-- YOUR INSTRUCTIONS --
Find the lines with the string "amplitude" and return them.

-- INFORMATION SUPPLIED --
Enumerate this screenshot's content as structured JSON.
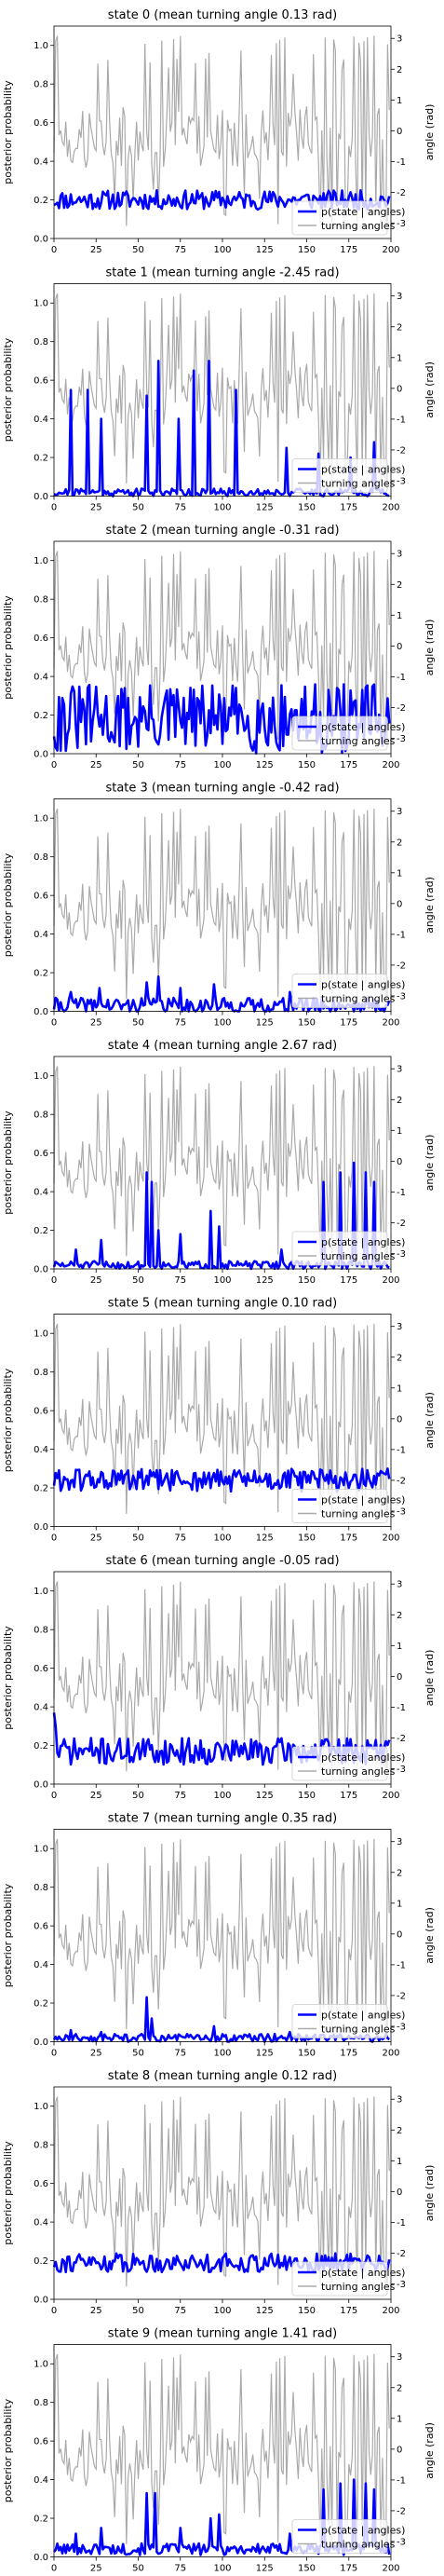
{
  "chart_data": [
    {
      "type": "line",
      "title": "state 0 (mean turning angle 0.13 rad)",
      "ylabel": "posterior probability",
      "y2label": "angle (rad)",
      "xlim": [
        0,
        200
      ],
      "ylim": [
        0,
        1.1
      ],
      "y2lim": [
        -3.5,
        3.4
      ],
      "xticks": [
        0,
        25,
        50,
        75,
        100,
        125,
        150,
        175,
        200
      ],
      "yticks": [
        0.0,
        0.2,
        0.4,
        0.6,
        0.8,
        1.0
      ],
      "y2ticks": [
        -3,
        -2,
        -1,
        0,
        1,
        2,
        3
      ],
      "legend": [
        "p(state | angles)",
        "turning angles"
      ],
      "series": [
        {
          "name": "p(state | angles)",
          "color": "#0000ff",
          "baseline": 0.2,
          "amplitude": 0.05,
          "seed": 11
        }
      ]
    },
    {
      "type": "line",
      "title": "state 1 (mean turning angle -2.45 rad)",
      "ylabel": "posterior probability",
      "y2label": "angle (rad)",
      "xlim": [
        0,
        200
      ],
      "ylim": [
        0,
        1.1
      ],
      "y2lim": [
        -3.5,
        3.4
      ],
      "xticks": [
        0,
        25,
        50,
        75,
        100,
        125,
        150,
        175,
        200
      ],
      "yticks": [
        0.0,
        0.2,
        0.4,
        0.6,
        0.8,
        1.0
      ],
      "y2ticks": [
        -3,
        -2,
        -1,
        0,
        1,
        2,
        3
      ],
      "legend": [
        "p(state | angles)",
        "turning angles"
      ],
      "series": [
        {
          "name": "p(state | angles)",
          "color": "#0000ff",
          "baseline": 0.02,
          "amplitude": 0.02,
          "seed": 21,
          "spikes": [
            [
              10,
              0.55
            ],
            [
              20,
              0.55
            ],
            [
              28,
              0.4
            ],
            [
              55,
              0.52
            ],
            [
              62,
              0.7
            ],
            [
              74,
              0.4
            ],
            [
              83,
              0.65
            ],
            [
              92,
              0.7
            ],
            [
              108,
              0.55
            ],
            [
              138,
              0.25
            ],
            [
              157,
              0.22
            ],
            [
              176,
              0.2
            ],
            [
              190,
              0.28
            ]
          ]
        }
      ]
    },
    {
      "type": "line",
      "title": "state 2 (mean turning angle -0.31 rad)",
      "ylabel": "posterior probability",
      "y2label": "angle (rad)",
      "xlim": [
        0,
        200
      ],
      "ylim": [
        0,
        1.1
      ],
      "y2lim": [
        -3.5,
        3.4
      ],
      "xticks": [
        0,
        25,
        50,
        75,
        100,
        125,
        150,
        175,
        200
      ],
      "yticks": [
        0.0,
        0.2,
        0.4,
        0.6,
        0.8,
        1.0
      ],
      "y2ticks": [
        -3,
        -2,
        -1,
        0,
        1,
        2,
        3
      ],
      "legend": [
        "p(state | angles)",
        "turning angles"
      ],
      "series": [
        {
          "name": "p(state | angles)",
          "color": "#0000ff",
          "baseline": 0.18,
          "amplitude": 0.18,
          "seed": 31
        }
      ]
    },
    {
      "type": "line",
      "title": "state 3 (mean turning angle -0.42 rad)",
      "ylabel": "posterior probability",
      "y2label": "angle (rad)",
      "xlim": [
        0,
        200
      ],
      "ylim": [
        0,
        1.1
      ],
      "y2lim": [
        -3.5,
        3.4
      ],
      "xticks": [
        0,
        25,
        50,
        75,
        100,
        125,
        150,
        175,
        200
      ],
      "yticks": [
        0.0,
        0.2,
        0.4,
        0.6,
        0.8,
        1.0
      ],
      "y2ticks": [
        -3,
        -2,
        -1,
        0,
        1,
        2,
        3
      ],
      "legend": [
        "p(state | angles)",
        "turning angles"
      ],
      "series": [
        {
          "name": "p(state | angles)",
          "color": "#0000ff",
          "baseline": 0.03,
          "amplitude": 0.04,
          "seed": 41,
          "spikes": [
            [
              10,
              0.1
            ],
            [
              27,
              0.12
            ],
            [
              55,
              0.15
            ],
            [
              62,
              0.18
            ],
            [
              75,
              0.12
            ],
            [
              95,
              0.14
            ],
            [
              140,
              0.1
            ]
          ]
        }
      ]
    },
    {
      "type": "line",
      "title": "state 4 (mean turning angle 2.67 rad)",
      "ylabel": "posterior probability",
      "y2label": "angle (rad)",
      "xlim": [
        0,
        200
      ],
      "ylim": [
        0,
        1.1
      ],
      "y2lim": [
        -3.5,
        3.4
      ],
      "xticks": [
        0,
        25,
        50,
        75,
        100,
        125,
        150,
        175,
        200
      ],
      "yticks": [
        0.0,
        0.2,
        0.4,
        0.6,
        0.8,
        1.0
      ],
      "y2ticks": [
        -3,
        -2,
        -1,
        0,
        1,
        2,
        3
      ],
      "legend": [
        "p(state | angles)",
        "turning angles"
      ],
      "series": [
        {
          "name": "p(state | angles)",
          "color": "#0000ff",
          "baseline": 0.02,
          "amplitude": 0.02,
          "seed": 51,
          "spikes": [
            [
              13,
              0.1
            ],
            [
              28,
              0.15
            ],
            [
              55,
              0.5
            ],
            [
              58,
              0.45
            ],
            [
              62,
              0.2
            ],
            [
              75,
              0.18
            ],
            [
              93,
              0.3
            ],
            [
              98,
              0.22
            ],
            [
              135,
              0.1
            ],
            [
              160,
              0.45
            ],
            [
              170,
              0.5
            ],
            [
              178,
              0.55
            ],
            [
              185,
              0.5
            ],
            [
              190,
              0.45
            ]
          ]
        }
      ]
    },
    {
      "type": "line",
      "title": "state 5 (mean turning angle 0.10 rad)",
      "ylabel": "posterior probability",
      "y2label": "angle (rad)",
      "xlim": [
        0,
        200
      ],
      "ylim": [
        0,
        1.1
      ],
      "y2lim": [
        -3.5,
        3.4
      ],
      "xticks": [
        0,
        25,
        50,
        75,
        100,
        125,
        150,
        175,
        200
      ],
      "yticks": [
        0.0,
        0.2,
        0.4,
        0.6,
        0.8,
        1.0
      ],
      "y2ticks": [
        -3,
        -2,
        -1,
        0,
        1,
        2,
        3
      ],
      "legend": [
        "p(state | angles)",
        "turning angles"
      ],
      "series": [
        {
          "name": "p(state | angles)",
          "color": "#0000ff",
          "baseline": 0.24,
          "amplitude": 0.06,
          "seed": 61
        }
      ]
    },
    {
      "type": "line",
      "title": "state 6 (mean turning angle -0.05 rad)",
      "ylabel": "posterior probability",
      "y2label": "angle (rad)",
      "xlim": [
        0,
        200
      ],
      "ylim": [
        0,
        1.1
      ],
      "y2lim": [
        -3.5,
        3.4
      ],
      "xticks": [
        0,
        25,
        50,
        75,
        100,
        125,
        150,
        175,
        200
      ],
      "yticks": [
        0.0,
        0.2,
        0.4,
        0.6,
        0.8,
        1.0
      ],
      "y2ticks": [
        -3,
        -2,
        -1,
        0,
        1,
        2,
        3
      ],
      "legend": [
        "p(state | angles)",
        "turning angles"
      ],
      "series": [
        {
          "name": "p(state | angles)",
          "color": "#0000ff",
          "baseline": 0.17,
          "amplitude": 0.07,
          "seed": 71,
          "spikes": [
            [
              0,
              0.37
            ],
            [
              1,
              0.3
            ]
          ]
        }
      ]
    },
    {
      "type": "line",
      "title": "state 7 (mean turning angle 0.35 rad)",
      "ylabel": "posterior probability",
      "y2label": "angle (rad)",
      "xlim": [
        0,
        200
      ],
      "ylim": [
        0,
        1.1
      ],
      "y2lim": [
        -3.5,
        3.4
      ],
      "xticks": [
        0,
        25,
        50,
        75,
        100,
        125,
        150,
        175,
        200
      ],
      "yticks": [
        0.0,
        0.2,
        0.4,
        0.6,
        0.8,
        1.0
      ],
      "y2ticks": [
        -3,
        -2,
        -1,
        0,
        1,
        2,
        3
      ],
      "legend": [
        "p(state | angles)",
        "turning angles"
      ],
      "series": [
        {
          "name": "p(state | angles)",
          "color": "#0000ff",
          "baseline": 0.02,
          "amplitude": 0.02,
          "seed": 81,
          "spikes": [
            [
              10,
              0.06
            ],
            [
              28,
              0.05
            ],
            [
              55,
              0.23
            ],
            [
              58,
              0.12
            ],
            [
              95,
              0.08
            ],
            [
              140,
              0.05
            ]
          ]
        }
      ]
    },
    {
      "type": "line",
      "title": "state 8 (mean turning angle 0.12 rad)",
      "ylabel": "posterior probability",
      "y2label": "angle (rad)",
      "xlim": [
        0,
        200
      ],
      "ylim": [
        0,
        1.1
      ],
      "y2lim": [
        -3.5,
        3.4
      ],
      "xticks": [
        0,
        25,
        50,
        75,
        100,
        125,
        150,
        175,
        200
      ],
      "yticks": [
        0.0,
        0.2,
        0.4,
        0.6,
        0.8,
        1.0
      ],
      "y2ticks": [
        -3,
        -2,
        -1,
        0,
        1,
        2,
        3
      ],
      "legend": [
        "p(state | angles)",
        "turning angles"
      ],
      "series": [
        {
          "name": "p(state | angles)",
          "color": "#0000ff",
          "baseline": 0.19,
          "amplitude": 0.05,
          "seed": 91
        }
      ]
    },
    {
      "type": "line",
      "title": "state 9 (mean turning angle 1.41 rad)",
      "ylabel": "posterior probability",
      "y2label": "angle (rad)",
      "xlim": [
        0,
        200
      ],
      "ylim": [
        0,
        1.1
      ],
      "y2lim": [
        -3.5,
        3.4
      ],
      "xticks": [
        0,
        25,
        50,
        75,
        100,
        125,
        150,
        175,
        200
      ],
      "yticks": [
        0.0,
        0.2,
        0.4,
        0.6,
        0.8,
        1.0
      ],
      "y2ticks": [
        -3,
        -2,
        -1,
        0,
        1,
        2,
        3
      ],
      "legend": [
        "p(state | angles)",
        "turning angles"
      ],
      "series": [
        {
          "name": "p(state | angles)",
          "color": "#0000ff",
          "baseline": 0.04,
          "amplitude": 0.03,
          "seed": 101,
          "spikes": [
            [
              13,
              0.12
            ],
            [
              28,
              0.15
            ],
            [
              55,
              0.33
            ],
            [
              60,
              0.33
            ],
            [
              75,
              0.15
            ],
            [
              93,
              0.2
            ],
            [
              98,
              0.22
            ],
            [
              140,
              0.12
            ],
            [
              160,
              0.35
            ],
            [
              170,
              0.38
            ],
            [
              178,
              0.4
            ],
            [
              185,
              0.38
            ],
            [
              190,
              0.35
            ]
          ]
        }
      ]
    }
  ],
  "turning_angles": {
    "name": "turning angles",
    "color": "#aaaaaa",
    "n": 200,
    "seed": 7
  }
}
==
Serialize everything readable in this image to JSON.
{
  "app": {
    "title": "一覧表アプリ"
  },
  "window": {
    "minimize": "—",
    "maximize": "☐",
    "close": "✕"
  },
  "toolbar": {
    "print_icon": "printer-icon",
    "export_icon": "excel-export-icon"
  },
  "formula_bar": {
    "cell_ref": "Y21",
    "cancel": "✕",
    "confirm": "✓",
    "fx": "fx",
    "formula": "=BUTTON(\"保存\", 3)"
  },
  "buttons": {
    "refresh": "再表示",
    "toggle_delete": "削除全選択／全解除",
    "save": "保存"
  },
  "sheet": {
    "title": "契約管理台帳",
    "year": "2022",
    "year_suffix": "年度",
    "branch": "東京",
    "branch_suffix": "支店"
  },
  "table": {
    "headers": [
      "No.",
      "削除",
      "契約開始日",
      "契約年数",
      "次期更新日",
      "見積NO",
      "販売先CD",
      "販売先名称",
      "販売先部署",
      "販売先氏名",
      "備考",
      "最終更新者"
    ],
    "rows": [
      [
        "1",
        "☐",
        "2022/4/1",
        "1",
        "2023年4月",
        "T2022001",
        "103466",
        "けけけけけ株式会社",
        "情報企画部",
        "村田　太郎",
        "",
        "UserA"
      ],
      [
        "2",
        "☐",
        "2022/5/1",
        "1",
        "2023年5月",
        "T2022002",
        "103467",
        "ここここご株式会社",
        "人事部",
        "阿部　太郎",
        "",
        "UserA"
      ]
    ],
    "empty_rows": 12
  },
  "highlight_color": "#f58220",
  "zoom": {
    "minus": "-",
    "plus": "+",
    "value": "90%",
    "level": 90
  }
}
==
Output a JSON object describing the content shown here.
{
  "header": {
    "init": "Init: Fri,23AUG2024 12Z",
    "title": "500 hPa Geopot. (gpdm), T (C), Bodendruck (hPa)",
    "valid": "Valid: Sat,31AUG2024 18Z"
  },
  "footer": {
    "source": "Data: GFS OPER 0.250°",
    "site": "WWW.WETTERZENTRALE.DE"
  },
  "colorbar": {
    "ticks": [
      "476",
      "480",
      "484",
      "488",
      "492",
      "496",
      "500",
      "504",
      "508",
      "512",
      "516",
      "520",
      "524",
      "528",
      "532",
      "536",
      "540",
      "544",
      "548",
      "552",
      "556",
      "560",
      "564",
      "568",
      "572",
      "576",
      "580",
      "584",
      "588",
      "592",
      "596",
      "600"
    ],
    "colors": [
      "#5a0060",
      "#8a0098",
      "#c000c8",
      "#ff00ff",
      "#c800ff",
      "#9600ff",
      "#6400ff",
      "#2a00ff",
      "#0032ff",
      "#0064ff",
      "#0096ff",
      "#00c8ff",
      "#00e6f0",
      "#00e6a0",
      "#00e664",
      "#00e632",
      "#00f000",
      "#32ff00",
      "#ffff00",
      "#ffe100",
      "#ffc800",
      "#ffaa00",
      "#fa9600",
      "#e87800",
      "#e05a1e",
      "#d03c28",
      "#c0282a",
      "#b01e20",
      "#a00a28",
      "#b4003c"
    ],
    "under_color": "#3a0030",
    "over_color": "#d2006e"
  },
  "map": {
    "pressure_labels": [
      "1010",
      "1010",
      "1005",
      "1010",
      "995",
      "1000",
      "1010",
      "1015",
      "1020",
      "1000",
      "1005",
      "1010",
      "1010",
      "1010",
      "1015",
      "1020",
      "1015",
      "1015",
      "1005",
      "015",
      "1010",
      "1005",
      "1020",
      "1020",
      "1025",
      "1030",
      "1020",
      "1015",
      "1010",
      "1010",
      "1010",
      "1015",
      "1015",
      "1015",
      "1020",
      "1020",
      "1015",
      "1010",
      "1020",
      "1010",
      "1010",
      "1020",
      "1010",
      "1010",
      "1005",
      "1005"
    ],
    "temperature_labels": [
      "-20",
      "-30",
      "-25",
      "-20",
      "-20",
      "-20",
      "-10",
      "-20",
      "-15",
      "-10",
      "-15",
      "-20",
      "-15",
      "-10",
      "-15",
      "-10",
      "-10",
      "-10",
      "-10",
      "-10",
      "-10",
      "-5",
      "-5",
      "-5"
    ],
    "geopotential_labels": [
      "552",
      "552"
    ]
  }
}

-- SOLUTION FOR THIS PROBLEM --
          "amplitude": 0.05,
          "amplitude": 0.02,
          "amplitude": 0.18,
          "amplitude": 0.04,
          "amplitude": 0.02,
          "amplitude": 0.06,
          "amplitude": 0.07,
          "amplitude": 0.02,
          "amplitude": 0.05,
          "amplitude": 0.03,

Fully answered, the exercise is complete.